>> BEGIN Provided data

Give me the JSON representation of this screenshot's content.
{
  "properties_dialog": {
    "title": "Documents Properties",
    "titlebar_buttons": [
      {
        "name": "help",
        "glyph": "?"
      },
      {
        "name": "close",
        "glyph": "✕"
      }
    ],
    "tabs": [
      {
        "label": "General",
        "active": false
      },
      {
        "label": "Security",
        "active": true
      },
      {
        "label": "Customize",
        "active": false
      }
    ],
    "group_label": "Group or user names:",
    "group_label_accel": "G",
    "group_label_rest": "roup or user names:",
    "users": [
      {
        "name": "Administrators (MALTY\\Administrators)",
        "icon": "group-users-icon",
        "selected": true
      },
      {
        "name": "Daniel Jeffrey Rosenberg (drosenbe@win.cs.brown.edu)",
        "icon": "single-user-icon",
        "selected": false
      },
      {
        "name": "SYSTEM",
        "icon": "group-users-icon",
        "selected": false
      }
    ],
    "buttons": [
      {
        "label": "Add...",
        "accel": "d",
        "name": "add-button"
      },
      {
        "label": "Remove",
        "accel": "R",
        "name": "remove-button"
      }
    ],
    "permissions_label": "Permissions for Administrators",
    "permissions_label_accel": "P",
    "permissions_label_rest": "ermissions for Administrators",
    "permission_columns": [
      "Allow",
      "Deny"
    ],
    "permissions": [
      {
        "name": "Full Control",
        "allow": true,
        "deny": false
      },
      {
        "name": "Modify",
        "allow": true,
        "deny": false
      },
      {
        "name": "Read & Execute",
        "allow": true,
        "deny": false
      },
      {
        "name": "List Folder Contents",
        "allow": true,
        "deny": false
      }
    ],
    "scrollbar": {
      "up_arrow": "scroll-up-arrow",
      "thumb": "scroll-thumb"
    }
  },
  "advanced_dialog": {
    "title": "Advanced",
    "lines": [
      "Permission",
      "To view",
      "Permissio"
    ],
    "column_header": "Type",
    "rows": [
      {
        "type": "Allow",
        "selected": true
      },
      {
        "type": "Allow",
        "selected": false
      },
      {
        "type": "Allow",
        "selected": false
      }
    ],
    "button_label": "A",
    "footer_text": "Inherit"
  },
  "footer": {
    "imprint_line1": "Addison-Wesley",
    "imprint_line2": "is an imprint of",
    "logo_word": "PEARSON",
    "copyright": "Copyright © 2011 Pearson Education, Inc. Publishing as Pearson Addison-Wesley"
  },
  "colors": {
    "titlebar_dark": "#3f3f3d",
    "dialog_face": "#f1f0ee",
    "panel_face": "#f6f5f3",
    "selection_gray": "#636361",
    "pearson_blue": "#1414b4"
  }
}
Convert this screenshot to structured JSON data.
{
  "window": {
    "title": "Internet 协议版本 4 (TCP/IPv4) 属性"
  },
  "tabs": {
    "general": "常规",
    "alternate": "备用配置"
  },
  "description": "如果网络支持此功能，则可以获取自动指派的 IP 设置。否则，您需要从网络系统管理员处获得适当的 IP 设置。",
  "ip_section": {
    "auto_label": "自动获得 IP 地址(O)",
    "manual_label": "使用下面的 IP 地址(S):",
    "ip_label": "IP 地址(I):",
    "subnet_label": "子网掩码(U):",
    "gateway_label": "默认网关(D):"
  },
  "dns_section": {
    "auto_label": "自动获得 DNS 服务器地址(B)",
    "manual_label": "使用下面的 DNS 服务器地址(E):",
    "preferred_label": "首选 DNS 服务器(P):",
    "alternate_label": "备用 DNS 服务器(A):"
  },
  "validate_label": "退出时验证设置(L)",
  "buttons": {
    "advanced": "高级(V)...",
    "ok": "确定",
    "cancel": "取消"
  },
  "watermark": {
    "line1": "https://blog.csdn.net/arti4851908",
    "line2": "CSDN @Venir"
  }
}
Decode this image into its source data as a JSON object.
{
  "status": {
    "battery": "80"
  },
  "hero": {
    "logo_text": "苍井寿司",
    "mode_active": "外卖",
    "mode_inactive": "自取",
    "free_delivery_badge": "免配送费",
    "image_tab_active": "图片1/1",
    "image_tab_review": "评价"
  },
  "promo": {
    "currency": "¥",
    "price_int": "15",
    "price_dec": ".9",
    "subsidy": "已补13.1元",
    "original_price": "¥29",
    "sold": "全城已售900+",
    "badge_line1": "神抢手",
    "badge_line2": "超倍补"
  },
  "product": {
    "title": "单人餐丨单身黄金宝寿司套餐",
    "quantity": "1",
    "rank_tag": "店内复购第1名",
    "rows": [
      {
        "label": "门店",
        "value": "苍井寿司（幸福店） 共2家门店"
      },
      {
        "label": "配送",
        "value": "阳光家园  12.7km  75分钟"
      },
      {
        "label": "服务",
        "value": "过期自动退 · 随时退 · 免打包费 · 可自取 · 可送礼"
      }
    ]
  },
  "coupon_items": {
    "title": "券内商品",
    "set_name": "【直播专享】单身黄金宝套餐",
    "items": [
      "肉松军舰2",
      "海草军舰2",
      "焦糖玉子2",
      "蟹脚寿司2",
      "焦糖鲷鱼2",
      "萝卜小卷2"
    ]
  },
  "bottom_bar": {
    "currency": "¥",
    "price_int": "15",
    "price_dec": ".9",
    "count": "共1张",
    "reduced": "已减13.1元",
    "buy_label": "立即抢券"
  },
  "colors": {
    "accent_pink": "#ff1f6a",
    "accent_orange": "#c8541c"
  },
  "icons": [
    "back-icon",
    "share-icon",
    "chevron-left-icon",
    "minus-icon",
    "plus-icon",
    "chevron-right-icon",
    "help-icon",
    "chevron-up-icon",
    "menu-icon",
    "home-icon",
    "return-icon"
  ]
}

>> END Provided data

### [Set task]
Begin with the line containing "Decode this image" and repeat each line exactly until the records above end.

### [Solution]
Decode this image into its source data as a JSON object.
{
  "status": {
    "battery": "80"
  },
  "hero": {
    "logo_text": "苍井寿司",
    "mode_active": "外卖",
    "mode_inactive": "自取",
    "free_delivery_badge": "免配送费",
    "image_tab_active": "图片1/1",
    "image_tab_review": "评价"
  },
  "promo": {
    "currency": "¥",
    "price_int": "15",
    "price_dec": ".9",
    "subsidy": "已补13.1元",
    "original_price": "¥29",
    "sold": "全城已售900+",
    "badge_line1": "神抢手",
    "badge_line2": "超倍补"
  },
  "product": {
    "title": "单人餐丨单身黄金宝寿司套餐",
    "quantity": "1",
    "rank_tag": "店内复购第1名",
    "rows": [
      {
        "label": "门店",
        "value": "苍井寿司（幸福店） 共2家门店"
      },
      {
        "label": "配送",
        "value": "阳光家园  12.7km  75分钟"
      },
      {
        "label": "服务",
        "value": "过期自动退 · 随时退 · 免打包费 · 可自取 · 可送礼"
      }
    ]
  },
  "coupon_items": {
    "title": "券内商品",
    "set_name": "【直播专享】单身黄金宝套餐",
    "items": [
      "肉松军舰2",
      "海草军舰2",
      "焦糖玉子2",
      "蟹脚寿司2",
      "焦糖鲷鱼2",
      "萝卜小卷2"
    ]
  },
  "bottom_bar": {
    "currency": "¥",
    "price_int": "15",
    "price_dec": ".9",
    "count": "共1张",
    "reduced": "已减13.1元",
    "buy_label": "立即抢券"
  },
  "colors": {
    "accent_pink": "#ff1f6a",
    "accent_orange": "#c8541c"
  },
  "icons": [
    "back-icon",
    "share-icon",
    "chevron-left-icon",
    "minus-icon",
    "plus-icon",
    "chevron-right-icon",
    "help-icon",
    "chevron-up-icon",
    "menu-icon",
    "home-icon",
    "return-icon"
  ]
}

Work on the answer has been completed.